Stored records:
******************************

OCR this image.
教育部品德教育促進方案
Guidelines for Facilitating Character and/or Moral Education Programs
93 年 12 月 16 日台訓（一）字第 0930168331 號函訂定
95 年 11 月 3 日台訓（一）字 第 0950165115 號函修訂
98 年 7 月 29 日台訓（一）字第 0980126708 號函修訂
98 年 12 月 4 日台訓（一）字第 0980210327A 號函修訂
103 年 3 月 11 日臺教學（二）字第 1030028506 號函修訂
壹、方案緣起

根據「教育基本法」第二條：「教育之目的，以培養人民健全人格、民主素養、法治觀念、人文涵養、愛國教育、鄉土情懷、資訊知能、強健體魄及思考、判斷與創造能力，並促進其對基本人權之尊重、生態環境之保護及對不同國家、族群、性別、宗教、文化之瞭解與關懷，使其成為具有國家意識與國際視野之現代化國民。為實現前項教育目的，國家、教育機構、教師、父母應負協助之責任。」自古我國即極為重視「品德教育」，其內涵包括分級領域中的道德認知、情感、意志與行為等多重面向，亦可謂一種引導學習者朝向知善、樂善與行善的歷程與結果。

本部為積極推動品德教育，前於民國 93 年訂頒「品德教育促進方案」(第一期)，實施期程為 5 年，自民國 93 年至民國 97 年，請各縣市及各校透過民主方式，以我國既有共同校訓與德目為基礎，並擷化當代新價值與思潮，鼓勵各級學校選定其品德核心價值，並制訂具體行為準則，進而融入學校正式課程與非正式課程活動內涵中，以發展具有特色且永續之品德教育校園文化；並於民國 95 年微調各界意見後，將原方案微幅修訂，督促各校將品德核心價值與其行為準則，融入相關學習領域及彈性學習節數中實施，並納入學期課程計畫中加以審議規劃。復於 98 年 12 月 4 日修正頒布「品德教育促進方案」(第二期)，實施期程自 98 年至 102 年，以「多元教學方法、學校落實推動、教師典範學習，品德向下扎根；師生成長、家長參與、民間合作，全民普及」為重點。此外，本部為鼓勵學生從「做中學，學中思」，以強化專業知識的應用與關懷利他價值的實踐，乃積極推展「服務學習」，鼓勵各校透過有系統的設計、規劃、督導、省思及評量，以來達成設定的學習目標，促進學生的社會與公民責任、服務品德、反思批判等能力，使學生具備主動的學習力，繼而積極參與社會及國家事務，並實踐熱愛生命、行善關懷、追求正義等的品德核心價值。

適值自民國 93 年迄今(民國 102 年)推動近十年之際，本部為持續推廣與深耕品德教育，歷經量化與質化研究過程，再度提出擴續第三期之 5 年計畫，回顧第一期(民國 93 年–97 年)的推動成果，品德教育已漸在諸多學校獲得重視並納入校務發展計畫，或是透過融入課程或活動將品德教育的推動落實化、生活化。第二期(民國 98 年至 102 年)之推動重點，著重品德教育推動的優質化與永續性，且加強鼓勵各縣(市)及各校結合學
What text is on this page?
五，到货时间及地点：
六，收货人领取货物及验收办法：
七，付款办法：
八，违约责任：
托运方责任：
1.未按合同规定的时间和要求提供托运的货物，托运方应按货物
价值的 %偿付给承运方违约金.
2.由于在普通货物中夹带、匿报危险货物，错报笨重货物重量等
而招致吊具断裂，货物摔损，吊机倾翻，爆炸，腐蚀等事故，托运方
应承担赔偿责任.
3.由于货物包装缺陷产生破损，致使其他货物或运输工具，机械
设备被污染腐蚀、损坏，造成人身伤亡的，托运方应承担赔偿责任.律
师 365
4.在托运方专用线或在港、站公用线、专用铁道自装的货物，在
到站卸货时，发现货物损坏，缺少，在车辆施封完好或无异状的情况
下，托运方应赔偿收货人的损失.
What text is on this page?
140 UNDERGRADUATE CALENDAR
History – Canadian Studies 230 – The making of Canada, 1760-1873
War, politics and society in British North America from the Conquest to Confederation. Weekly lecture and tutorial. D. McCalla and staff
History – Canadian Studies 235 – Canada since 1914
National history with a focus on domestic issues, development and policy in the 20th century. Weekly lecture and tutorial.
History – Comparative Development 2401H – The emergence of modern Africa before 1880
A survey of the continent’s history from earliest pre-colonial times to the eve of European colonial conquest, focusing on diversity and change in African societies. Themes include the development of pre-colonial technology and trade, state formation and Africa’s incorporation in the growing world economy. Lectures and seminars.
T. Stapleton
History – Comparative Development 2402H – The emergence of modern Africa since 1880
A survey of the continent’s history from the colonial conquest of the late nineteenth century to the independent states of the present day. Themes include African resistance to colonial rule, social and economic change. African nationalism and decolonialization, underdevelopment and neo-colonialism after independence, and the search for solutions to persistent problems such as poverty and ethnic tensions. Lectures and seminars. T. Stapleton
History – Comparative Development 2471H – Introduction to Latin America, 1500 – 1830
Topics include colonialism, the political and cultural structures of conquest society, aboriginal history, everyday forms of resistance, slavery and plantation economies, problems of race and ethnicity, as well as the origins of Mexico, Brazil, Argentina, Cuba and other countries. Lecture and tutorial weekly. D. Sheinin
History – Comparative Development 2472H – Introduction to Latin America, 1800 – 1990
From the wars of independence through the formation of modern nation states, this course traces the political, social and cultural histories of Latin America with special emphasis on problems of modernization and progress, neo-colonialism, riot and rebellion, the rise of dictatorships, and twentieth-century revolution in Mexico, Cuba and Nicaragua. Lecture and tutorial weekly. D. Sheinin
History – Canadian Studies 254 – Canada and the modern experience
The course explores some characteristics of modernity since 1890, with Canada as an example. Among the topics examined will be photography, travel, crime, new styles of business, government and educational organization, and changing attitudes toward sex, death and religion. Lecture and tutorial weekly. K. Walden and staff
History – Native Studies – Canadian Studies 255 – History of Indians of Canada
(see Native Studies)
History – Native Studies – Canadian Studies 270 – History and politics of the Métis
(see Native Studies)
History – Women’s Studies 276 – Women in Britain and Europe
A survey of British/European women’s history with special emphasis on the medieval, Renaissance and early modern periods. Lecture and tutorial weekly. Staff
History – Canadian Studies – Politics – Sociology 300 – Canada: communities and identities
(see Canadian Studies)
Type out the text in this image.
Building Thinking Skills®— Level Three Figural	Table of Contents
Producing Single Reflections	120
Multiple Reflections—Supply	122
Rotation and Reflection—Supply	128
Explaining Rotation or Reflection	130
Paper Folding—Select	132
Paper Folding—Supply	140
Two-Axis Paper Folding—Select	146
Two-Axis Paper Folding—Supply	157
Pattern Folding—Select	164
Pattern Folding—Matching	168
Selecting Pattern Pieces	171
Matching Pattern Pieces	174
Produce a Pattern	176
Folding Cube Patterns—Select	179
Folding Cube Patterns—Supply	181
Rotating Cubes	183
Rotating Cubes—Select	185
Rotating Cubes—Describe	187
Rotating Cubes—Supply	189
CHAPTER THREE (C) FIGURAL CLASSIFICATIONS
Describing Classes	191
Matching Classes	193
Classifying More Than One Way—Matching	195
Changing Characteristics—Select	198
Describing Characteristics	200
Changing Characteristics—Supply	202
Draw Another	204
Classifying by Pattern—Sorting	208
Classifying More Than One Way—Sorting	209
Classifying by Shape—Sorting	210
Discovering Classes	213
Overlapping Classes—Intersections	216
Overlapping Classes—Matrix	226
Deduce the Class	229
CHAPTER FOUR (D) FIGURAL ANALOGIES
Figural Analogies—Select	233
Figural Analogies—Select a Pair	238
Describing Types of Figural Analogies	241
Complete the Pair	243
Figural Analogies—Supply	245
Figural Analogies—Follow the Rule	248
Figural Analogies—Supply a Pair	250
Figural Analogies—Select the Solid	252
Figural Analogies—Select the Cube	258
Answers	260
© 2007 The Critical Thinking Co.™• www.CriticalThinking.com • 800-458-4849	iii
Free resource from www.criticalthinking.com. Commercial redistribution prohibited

******************************

▶ Stated exercise
Please output the entire listing exactly as it stands.

▶ Final result
OCR this image.
教育部品德教育促進方案
Guidelines for Facilitating Character and/or Moral Education Programs
93 年 12 月 16 日台訓（一）字第 0930168331 號函訂定
95 年 11 月 3 日台訓（一）字 第 0950165115 號函修訂
98 年 7 月 29 日台訓（一）字第 0980126708 號函修訂
98 年 12 月 4 日台訓（一）字第 0980210327A 號函修訂
103 年 3 月 11 日臺教學（二）字第 1030028506 號函修訂
壹、方案緣起

根據「教育基本法」第二條：「教育之目的，以培養人民健全人格、民主素養、法治觀念、人文涵養、愛國教育、鄉土情懷、資訊知能、強健體魄及思考、判斷與創造能力，並促進其對基本人權之尊重、生態環境之保護及對不同國家、族群、性別、宗教、文化之瞭解與關懷，使其成為具有國家意識與國際視野之現代化國民。為實現前項教育目的，國家、教育機構、教師、父母應負協助之責任。」自古我國即極為重視「品德教育」，其內涵包括分級領域中的道德認知、情感、意志與行為等多重面向，亦可謂一種引導學習者朝向知善、樂善與行善的歷程與結果。

本部為積極推動品德教育，前於民國 93 年訂頒「品德教育促進方案」(第一期)，實施期程為 5 年，自民國 93 年至民國 97 年，請各縣市及各校透過民主方式，以我國既有共同校訓與德目為基礎，並擷化當代新價值與思潮，鼓勵各級學校選定其品德核心價值，並制訂具體行為準則，進而融入學校正式課程與非正式課程活動內涵中，以發展具有特色且永續之品德教育校園文化；並於民國 95 年微調各界意見後，將原方案微幅修訂，督促各校將品德核心價值與其行為準則，融入相關學習領域及彈性學習節數中實施，並納入學期課程計畫中加以審議規劃。復於 98 年 12 月 4 日修正頒布「品德教育促進方案」(第二期)，實施期程自 98 年至 102 年，以「多元教學方法、學校落實推動、教師典範學習，品德向下扎根；師生成長、家長參與、民間合作，全民普及」為重點。此外，本部為鼓勵學生從「做中學，學中思」，以強化專業知識的應用與關懷利他價值的實踐，乃積極推展「服務學習」，鼓勵各校透過有系統的設計、規劃、督導、省思及評量，以來達成設定的學習目標，促進學生的社會與公民責任、服務品德、反思批判等能力，使學生具備主動的學習力，繼而積極參與社會及國家事務，並實踐熱愛生命、行善關懷、追求正義等的品德核心價值。

適值自民國 93 年迄今(民國 102 年)推動近十年之際，本部為持續推廣與深耕品德教育，歷經量化與質化研究過程，再度提出擴續第三期之 5 年計畫，回顧第一期(民國 93 年–97 年)的推動成果，品德教育已漸在諸多學校獲得重視並納入校務發展計畫，或是透過融入課程或活動將品德教育的推動落實化、生活化。第二期(民國 98 年至 102 年)之推動重點，著重品德教育推動的優質化與永續性，且加強鼓勵各縣(市)及各校結合學
What text is on this page?
五，到货时间及地点：
六，收货人领取货物及验收办法：
七，付款办法：
八，违约责任：
托运方责任：
1.未按合同规定的时间和要求提供托运的货物，托运方应按货物
价值的 %偿付给承运方违约金.
2.由于在普通货物中夹带、匿报危险货物，错报笨重货物重量等
而招致吊具断裂，货物摔损，吊机倾翻，爆炸，腐蚀等事故，托运方
应承担赔偿责任.
3.由于货物包装缺陷产生破损，致使其他货物或运输工具，机械
设备被污染腐蚀、损坏，造成人身伤亡的，托运方应承担赔偿责任.律
师 365
4.在托运方专用线或在港、站公用线、专用铁道自装的货物，在
到站卸货时，发现货物损坏，缺少，在车辆施封完好或无异状的情况
下，托运方应赔偿收货人的损失.
What text is on this page?
140 UNDERGRADUATE CALENDAR
History – Canadian Studies 230 – The making of Canada, 1760-1873
War, politics and society in British North America from the Conquest to Confederation. Weekly lecture and tutorial. D. McCalla and staff
History – Canadian Studies 235 – Canada since 1914
National history with a focus on domestic issues, development and policy in the 20th century. Weekly lecture and tutorial.
History – Comparative Development 2401H – The emergence of modern Africa before 1880
A survey of the continent’s history from earliest pre-colonial times to the eve of European colonial conquest, focusing on diversity and change in African societies. Themes include the development of pre-colonial technology and trade, state formation and Africa’s incorporation in the growing world economy. Lectures and seminars.
T. Stapleton
History – Comparative Development 2402H – The emergence of modern Africa since 1880
A survey of the continent’s history from the colonial conquest of the late nineteenth century to the independent states of the present day. Themes include African resistance to colonial rule, social and economic change. African nationalism and decolonialization, underdevelopment and neo-colonialism after independence, and the search for solutions to persistent problems such as poverty and ethnic tensions. Lectures and seminars. T. Stapleton
History – Comparative Development 2471H – Introduction to Latin America, 1500 – 1830
Topics include colonialism, the political and cultural structures of conquest society, aboriginal history, everyday forms of resistance, slavery and plantation economies, problems of race and ethnicity, as well as the origins of Mexico, Brazil, Argentina, Cuba and other countries. Lecture and tutorial weekly. D. Sheinin
History – Comparative Development 2472H – Introduction to Latin America, 1800 – 1990
From the wars of independence through the formation of modern nation states, this course traces the political, social and cultural histories of Latin America with special emphasis on problems of modernization and progress, neo-colonialism, riot and rebellion, the rise of dictatorships, and twentieth-century revolution in Mexico, Cuba and Nicaragua. Lecture and tutorial weekly. D. Sheinin
History – Canadian Studies 254 – Canada and the modern experience
The course explores some characteristics of modernity since 1890, with Canada as an example. Among the topics examined will be photography, travel, crime, new styles of business, government and educational organization, and changing attitudes toward sex, death and religion. Lecture and tutorial weekly. K. Walden and staff
History – Native Studies – Canadian Studies 255 – History of Indians of Canada
(see Native Studies)
History – Native Studies – Canadian Studies 270 – History and politics of the Métis
(see Native Studies)
History – Women’s Studies 276 – Women in Britain and Europe
A survey of British/European women’s history with special emphasis on the medieval, Renaissance and early modern periods. Lecture and tutorial weekly. Staff
History – Canadian Studies – Politics – Sociology 300 – Canada: communities and identities
(see Canadian Studies)
Type out the text in this image.
Building Thinking Skills®— Level Three Figural	Table of Contents
Producing Single Reflections	120
Multiple Reflections—Supply	122
Rotation and Reflection—Supply	128
Explaining Rotation or Reflection	130
Paper Folding—Select	132
Paper Folding—Supply	140
Two-Axis Paper Folding—Select	146
Two-Axis Paper Folding—Supply	157
Pattern Folding—Select	164
Pattern Folding—Matching	168
Selecting Pattern Pieces	171
Matching Pattern Pieces	174
Produce a Pattern	176
Folding Cube Patterns—Select	179
Folding Cube Patterns—Supply	181
Rotating Cubes	183
Rotating Cubes—Select	185
Rotating Cubes—Describe	187
Rotating Cubes—Supply	189
CHAPTER THREE (C) FIGURAL CLASSIFICATIONS
Describing Classes	191
Matching Classes	193
Classifying More Than One Way—Matching	195
Changing Characteristics—Select	198
Describing Characteristics	200
Changing Characteristics—Supply	202
Draw Another	204
Classifying by Pattern—Sorting	208
Classifying More Than One Way—Sorting	209
Classifying by Shape—Sorting	210
Discovering Classes	213
Overlapping Classes—Intersections	216
Overlapping Classes—Matrix	226
Deduce the Class	229
CHAPTER FOUR (D) FIGURAL ANALOGIES
Figural Analogies—Select	233
Figural Analogies—Select a Pair	238
Describing Types of Figural Analogies	241
Complete the Pair	243
Figural Analogies—Supply	245
Figural Analogies—Follow the Rule	248
Figural Analogies—Supply a Pair	250
Figural Analogies—Select the Solid	252
Figural Analogies—Select the Cube	258
Answers	260
© 2007 The Critical Thinking Co.™• www.CriticalThinking.com • 800-458-4849	iii
Free resource from www.criticalthinking.com. Commercial redistribution prohibited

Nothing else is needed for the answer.